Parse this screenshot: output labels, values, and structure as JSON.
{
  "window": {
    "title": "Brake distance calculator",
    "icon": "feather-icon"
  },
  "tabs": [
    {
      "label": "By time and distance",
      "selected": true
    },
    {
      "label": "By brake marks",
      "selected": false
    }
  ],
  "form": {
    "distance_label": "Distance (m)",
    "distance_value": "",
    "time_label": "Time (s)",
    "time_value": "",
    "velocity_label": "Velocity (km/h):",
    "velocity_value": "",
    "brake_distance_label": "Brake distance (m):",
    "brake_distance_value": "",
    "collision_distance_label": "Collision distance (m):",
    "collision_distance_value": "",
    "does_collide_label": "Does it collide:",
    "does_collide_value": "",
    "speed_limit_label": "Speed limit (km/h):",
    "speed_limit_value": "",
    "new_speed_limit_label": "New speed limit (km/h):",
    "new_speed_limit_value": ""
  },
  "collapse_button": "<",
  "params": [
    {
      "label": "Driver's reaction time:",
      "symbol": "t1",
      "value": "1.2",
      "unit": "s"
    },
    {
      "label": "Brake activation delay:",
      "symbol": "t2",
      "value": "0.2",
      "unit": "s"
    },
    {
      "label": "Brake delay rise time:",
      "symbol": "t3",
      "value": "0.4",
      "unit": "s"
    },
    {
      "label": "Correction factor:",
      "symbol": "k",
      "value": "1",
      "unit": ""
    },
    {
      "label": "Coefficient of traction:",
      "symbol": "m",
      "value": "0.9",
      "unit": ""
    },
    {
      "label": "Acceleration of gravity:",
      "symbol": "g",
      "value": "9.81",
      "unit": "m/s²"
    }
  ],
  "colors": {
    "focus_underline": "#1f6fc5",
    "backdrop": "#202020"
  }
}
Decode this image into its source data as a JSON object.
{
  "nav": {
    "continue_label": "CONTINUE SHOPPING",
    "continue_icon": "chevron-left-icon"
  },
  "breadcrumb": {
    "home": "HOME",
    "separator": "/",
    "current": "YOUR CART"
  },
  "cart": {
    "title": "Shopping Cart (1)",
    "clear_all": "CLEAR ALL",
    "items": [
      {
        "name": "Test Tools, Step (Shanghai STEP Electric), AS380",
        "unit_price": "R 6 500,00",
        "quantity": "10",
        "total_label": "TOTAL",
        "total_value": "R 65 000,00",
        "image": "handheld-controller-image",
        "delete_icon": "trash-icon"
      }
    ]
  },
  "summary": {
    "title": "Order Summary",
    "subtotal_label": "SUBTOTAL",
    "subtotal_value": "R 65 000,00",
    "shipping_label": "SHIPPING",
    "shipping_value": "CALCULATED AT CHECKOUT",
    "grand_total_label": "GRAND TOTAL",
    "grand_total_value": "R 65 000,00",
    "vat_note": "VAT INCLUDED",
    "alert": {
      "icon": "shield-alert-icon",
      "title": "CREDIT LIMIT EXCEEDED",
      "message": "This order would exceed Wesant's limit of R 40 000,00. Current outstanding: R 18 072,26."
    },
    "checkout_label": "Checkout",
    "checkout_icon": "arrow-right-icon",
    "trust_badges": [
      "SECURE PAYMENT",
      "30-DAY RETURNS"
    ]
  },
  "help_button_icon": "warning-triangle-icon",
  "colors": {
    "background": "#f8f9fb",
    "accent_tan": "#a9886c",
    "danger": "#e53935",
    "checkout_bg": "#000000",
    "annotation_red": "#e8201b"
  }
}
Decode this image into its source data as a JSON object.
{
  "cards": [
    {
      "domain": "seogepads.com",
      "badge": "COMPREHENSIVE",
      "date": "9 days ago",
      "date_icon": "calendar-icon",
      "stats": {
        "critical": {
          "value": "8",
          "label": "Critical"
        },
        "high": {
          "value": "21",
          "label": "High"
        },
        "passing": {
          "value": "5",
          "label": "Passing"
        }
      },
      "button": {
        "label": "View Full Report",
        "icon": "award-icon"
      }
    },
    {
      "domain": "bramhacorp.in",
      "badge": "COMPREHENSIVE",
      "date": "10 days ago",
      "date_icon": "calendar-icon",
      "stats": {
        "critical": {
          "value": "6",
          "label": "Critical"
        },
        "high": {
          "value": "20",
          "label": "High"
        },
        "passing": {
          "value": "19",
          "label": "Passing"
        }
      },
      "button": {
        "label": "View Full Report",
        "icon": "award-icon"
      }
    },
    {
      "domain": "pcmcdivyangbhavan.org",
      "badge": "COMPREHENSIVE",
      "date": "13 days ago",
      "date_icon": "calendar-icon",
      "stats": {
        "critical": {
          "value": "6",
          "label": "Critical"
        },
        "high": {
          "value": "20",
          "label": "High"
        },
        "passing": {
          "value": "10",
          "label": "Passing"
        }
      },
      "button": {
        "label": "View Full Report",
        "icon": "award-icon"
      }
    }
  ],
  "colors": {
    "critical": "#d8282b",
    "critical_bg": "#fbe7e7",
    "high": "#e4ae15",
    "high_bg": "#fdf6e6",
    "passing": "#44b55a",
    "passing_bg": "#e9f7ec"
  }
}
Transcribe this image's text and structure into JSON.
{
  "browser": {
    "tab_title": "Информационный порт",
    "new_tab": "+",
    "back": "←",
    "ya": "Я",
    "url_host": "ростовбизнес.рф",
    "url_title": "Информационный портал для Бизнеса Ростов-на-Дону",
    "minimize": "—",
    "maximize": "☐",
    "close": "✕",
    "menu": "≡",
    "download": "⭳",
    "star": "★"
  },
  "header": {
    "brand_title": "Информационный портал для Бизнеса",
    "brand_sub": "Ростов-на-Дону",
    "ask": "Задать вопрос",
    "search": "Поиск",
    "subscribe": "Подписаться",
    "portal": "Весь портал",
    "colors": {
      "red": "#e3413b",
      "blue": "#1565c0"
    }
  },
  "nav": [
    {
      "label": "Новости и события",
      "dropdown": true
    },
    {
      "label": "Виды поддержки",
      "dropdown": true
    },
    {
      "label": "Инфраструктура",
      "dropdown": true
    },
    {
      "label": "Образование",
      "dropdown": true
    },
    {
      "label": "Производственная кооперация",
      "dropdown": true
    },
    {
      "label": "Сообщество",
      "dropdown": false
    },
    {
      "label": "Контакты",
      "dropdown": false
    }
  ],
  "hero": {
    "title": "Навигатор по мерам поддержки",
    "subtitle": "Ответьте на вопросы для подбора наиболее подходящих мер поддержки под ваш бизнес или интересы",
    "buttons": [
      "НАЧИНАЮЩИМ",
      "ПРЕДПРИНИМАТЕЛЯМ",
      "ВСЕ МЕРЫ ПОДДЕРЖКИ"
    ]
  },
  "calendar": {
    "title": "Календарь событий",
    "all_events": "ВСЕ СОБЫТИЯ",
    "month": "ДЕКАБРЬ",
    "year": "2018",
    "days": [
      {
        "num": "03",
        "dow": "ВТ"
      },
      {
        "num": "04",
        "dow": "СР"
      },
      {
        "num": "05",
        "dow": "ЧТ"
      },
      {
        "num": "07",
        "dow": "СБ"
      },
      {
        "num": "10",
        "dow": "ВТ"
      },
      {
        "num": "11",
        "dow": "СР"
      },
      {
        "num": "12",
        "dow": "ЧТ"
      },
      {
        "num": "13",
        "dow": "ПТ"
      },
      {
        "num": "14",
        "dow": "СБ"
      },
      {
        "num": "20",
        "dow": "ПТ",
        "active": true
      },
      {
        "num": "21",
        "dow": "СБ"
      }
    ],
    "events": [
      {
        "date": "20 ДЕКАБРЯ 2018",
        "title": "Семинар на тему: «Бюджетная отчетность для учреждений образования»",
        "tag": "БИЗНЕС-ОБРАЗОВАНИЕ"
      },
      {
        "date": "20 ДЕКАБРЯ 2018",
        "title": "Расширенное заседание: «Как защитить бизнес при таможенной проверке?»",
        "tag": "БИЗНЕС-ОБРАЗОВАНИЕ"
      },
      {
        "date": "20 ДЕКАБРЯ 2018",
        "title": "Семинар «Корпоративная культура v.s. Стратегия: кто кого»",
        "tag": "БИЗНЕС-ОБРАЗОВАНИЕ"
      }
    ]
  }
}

=-=-=

From the data above, work out how many lines hold "Дону". Answer with the number alone.

▶ **RESPONSE TO THE EXERCISE**: 2